Stored records:
- - - -
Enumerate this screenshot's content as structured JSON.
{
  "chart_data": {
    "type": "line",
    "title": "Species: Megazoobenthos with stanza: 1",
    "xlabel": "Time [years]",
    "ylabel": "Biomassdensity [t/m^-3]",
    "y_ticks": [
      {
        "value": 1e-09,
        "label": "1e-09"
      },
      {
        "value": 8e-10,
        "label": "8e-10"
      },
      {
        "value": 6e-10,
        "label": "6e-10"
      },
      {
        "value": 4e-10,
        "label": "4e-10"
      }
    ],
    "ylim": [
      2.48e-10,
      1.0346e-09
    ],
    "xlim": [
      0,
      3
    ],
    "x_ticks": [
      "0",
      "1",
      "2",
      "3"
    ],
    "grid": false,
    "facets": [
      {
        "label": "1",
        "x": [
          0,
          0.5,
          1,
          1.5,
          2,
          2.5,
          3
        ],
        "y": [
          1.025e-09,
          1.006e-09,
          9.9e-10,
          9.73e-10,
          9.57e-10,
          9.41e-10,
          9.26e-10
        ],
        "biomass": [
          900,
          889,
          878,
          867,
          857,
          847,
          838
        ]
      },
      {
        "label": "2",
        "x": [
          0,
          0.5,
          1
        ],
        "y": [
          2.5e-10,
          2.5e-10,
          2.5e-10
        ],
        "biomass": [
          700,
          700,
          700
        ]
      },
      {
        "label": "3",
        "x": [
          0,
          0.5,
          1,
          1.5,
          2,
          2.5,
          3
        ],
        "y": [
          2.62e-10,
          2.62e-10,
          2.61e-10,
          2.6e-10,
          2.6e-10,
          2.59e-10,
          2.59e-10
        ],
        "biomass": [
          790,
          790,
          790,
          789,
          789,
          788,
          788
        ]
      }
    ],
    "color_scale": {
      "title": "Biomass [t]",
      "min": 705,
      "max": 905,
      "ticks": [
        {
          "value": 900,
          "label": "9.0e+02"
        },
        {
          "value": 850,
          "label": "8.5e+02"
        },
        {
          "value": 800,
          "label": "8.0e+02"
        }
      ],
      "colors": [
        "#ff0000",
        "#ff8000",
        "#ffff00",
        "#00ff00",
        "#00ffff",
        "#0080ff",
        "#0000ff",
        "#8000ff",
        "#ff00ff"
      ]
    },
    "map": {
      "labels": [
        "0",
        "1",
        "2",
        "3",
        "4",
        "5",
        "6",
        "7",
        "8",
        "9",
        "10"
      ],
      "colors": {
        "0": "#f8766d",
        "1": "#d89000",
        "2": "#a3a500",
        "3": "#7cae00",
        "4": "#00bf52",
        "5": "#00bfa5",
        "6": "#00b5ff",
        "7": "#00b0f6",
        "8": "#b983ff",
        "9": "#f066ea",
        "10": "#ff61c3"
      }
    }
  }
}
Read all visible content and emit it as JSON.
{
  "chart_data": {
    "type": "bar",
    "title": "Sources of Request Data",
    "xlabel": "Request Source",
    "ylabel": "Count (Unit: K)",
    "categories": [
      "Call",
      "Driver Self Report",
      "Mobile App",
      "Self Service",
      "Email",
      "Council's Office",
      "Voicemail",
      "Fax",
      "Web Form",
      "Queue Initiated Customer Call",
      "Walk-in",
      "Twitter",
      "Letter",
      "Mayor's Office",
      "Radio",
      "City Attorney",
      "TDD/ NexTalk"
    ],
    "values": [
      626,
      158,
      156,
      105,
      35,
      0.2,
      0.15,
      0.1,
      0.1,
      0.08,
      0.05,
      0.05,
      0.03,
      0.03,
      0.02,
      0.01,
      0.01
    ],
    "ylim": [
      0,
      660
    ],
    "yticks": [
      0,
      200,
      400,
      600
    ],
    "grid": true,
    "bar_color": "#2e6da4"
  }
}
- - - -
Stated goal: Write out the material exactly as given.

Response to the task:
Enumerate this screenshot's content as structured JSON.
{
  "chart_data": {
    "type": "line",
    "title": "Species: Megazoobenthos with stanza: 1",
    "xlabel": "Time [years]",
    "ylabel": "Biomassdensity [t/m^-3]",
    "y_ticks": [
      {
        "value": 1e-09,
        "label": "1e-09"
      },
      {
        "value": 8e-10,
        "label": "8e-10"
      },
      {
        "value": 6e-10,
        "label": "6e-10"
      },
      {
        "value": 4e-10,
        "label": "4e-10"
      }
    ],
    "ylim": [
      2.48e-10,
      1.0346e-09
    ],
    "xlim": [
      0,
      3
    ],
    "x_ticks": [
      "0",
      "1",
      "2",
      "3"
    ],
    "grid": false,
    "facets": [
      {
        "label": "1",
        "x": [
          0,
          0.5,
          1,
          1.5,
          2,
          2.5,
          3
        ],
        "y": [
          1.025e-09,
          1.006e-09,
          9.9e-10,
          9.73e-10,
          9.57e-10,
          9.41e-10,
          9.26e-10
        ],
        "biomass": [
          900,
          889,
          878,
          867,
          857,
          847,
          838
        ]
      },
      {
        "label": "2",
        "x": [
          0,
          0.5,
          1
        ],
        "y": [
          2.5e-10,
          2.5e-10,
          2.5e-10
        ],
        "biomass": [
          700,
          700,
          700
        ]
      },
      {
        "label": "3",
        "x": [
          0,
          0.5,
          1,
          1.5,
          2,
          2.5,
          3
        ],
        "y": [
          2.62e-10,
          2.62e-10,
          2.61e-10,
          2.6e-10,
          2.6e-10,
          2.59e-10,
          2.59e-10
        ],
        "biomass": [
          790,
          790,
          790,
          789,
          789,
          788,
          788
        ]
      }
    ],
    "color_scale": {
      "title": "Biomass [t]",
      "min": 705,
      "max": 905,
      "ticks": [
        {
          "value": 900,
          "label": "9.0e+02"
        },
        {
          "value": 850,
          "label": "8.5e+02"
        },
        {
          "value": 800,
          "label": "8.0e+02"
        }
      ],
      "colors": [
        "#ff0000",
        "#ff8000",
        "#ffff00",
        "#00ff00",
        "#00ffff",
        "#0080ff",
        "#0000ff",
        "#8000ff",
        "#ff00ff"
      ]
    },
    "map": {
      "labels": [
        "0",
        "1",
        "2",
        "3",
        "4",
        "5",
        "6",
        "7",
        "8",
        "9",
        "10"
      ],
      "colors": {
        "0": "#f8766d",
        "1": "#d89000",
        "2": "#a3a500",
        "3": "#7cae00",
        "4": "#00bf52",
        "5": "#00bfa5",
        "6": "#00b5ff",
        "7": "#00b0f6",
        "8": "#b983ff",
        "9": "#f066ea",
        "10": "#ff61c3"
      }
    }
  }
}
Read all visible content and emit it as JSON.
{
  "chart_data": {
    "type": "bar",
    "title": "Sources of Request Data",
    "xlabel": "Request Source",
    "ylabel": "Count (Unit: K)",
    "categories": [
      "Call",
      "Driver Self Report",
      "Mobile App",
      "Self Service",
      "Email",
      "Council's Office",
      "Voicemail",
      "Fax",
      "Web Form",
      "Queue Initiated Customer Call",
      "Walk-in",
      "Twitter",
      "Letter",
      "Mayor's Office",
      "Radio",
      "City Attorney",
      "TDD/ NexTalk"
    ],
    "values": [
      626,
      158,
      156,
      105,
      35,
      0.2,
      0.15,
      0.1,
      0.1,
      0.08,
      0.05,
      0.05,
      0.03,
      0.03,
      0.02,
      0.01,
      0.01
    ],
    "ylim": [
      0,
      660
    ],
    "yticks": [
      0,
      200,
      400,
      600
    ],
    "grid": true,
    "bar_color": "#2e6da4"
  }
}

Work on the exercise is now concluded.